▸ **Texto fornecido**
————

Why is the future always … in the future? (p. 104)
Momento where's my jetpack ou o desabafo desiludido de quem conhece o ritmo acelerado do desenvolvimento tecnológico que, por rápido que seja, nunca se consegue aproximar das aspirações humanas. Vemos sempre mais longe do que onde podemos chegar com a tecnologia contemporânea.
brash-colored billboards and luminous adverts proved inescapable, because they all blared on channel one … the layer you can’t turn off because it’s real." (p. 120)
Boa parte deste romance envolve a ideia de realidade aumentada. No futuro próximo, as barreiras entre o mundo real e o digital são estabelecidas por uma ténue fronteira de óculos ou lentes. Vendo o mundo por lentes virtuais, podemos ajustar o que vemos aos nossos desejos. Brin apenas extrapola as tendências correntes na integração entre o homem e o digital, com um olhar crítico sobre privacidade, crowdsourcing, smart mobs e a capacidade individual de sobreviver no meio de constantes fluxos de informação.
Zheng He’s voyages brought home tribute, trade, and knowledge. Had they continued, Chinese armadas might have sailed into Lisbon Harbor, in time to astonish a young Prince Henry the Navigator with ships the size of cathedrals. (p. 285)
Um aviso e reflexão sobre o conservadorismo. Poderíamos estar melhor, mais avançados. Ou talvez colapsados sobre um apocalipse global. Alguns caminhos promissores da história pararam pela decisão consciente de elites que perceberam que desenvolver o conhecimento e a tecnologia colocariam em perigo a sua posição privilegiada. Paralisar uma sociedade para manter o status quo. Já aconteceu. Brin quase grita neste livro que está a acontecer novamente.
her parents and tutors had explained the obvious—that people aren’t naturally democratic. Feudalism was the prevalent human condition erupting in all eras and cultures, since history began to be recorded on clay tablets. Even in modern films and popular culture, the theme resonated. Millions who were descended from enlightenment revolutionaries, now devoured tales about kings, wizards, and secret hierarchies. Superheroes and demigods. Celebrities, august families, and inherited privilege. (p. 405)
Surpreendente, ou talvez não. Brin cria em Existence uma crítica muito óbvia ao corrente estado da sociedade global. Estados endividados, reféns de uma elite invisível de oligarcas financeiros. Almofadas sociais, a luta por uma sociedade mais justa, a diminuição global da pobreza a recuar em toda a linha, particularmente nos países mais desenvolvidos. Democracias lideradas por títeres dos interesses económicos, com todos os sinais a apontar um possível ocaso da democracia e um regresso à legitimidade aristocrática, disfarçada de tecnocracias de índole financeira. Brin anda aos gritos neste livro a dizer que essa tendência é perigosa e ilusória, que os cidadãos do mundo não se podem deixar enganar com mais uma corrida ao poder. Chega ao ponto de criar na história futura que serve de cenário a este livro um momento-pivot na história humana em que as instituições democráticas, fragilizadas, e as populações conseguem deter um golpe levado a cabo pelas elites oligárquicas para abolir a democracia... em 2013. Não se consegue se rmais óbvio que isto. Brin não está a ser muito subtil e nesta vertente atira argumentos caricaturais, talvez porque como boa parte das pessoas no planeta com dois dedos de testa que não pertençam ao rareficado 1%, sente que a ameaça ao progresso humano é bem real, perigosa e urgente.

————

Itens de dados
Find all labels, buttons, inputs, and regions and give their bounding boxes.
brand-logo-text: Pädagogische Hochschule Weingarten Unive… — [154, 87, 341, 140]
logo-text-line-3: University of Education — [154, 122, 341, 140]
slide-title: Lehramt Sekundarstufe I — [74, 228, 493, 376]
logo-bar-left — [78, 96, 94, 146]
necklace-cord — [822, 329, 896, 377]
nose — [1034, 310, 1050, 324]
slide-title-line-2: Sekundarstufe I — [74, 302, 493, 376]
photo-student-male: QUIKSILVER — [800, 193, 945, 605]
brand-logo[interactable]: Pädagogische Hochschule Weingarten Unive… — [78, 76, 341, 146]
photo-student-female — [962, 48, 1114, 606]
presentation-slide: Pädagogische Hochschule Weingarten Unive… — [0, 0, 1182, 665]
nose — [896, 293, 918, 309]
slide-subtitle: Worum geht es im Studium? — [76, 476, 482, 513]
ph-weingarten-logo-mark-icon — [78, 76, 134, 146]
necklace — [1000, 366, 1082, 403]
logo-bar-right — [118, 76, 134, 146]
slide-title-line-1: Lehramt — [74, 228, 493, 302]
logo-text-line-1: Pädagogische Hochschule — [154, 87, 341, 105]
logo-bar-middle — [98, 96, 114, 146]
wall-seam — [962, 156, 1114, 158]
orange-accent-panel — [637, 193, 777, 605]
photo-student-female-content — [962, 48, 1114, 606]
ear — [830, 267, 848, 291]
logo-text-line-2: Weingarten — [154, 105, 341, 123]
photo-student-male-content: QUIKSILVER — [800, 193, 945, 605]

————

▸ **Exercícios**
(1) Edite o trecho do texto fornecido que vai de "Zheng He’s voyages" a "a acontecer novamente.", pondo "imobilismo" no lugar de "conservadorismo".
(2) Enumere todos os temas sobre os quais, segundo o texto fornecido, Brin lança um olhar crítico ao extrapolar as tendências da integração entre o homem e o digital.
As linhas não fazem falta para resolver nenhuma das tarefas.

▸ **Resoluções**
(1)
Zheng He’s voyages brought home tribute, trade, and knowledge. Had they continued, Chinese armadas might have sailed into Lisbon Harbor, in time to astonish a young Prince Henry the Navigator with ships the size of cathedrals. (p. 285)
Um aviso e reflexão sobre o imobilismo. Poderíamos estar melhor, mais avançados. Ou talvez colapsados sobre um apocalipse global. Alguns caminhos promissores da história pararam pela decisão consciente de elites que perceberam que desenvolver o conhecimento e a tecnologia colocariam em perigo a sua posição privilegiada. Paralisar uma sociedade para manter o status quo. Já aconteceu. Brin quase grita neste livro que está a acontecer novamente.

(2)
- privacidade
- crowdsourcing
- smart mobs
- a capacidade individual de sobreviver no meio de constantes fluxos de informação